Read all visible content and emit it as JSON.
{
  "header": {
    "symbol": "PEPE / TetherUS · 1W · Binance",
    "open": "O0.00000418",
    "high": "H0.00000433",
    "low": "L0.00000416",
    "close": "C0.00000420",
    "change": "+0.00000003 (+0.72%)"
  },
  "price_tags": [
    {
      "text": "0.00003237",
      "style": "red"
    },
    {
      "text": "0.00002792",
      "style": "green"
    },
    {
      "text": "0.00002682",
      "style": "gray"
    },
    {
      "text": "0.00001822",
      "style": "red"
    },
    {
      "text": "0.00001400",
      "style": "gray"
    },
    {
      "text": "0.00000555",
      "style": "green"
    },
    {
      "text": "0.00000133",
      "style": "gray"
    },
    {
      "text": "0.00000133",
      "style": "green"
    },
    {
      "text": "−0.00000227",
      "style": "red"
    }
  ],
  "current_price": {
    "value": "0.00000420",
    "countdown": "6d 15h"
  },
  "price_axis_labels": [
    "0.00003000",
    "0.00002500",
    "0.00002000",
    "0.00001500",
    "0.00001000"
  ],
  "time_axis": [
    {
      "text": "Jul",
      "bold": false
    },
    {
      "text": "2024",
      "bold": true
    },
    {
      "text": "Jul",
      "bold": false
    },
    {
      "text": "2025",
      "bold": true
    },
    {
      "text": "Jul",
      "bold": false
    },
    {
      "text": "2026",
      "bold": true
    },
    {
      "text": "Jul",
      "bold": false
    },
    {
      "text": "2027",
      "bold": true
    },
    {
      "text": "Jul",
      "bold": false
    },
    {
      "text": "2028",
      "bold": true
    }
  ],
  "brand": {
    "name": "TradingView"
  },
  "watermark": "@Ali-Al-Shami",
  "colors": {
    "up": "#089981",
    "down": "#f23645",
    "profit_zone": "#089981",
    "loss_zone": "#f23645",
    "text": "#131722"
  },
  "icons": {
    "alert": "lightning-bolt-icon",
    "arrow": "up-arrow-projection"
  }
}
■ ■ ■
**Stated task**
Write out all the records above again, exactly as they stand.

**The answer**
Read all visible content and emit it as JSON.
{
  "header": {
    "symbol": "PEPE / TetherUS · 1W · Binance",
    "open": "O0.00000418",
    "high": "H0.00000433",
    "low": "L0.00000416",
    "close": "C0.00000420",
    "change": "+0.00000003 (+0.72%)"
  },
  "price_tags": [
    {
      "text": "0.00003237",
      "style": "red"
    },
    {
      "text": "0.00002792",
      "style": "green"
    },
    {
      "text": "0.00002682",
      "style": "gray"
    },
    {
      "text": "0.00001822",
      "style": "red"
    },
    {
      "text": "0.00001400",
      "style": "gray"
    },
    {
      "text": "0.00000555",
      "style": "green"
    },
    {
      "text": "0.00000133",
      "style": "gray"
    },
    {
      "text": "0.00000133",
      "style": "green"
    },
    {
      "text": "−0.00000227",
      "style": "red"
    }
  ],
  "current_price": {
    "value": "0.00000420",
    "countdown": "6d 15h"
  },
  "price_axis_labels": [
    "0.00003000",
    "0.00002500",
    "0.00002000",
    "0.00001500",
    "0.00001000"
  ],
  "time_axis": [
    {
      "text": "Jul",
      "bold": false
    },
    {
      "text": "2024",
      "bold": true
    },
    {
      "text": "Jul",
      "bold": false
    },
    {
      "text": "2025",
      "bold": true
    },
    {
      "text": "Jul",
      "bold": false
    },
    {
      "text": "2026",
      "bold": true
    },
    {
      "text": "Jul",
      "bold": false
    },
    {
      "text": "2027",
      "bold": true
    },
    {
      "text": "Jul",
      "bold": false
    },
    {
      "text": "2028",
      "bold": true
    }
  ],
  "brand": {
    "name": "TradingView"
  },
  "watermark": "@Ali-Al-Shami",
  "colors": {
    "up": "#089981",
    "down": "#f23645",
    "profit_zone": "#089981",
    "loss_zone": "#f23645",
    "text": "#131722"
  },
  "icons": {
    "alert": "lightning-bolt-icon",
    "arrow": "up-arrow-projection"
  }
}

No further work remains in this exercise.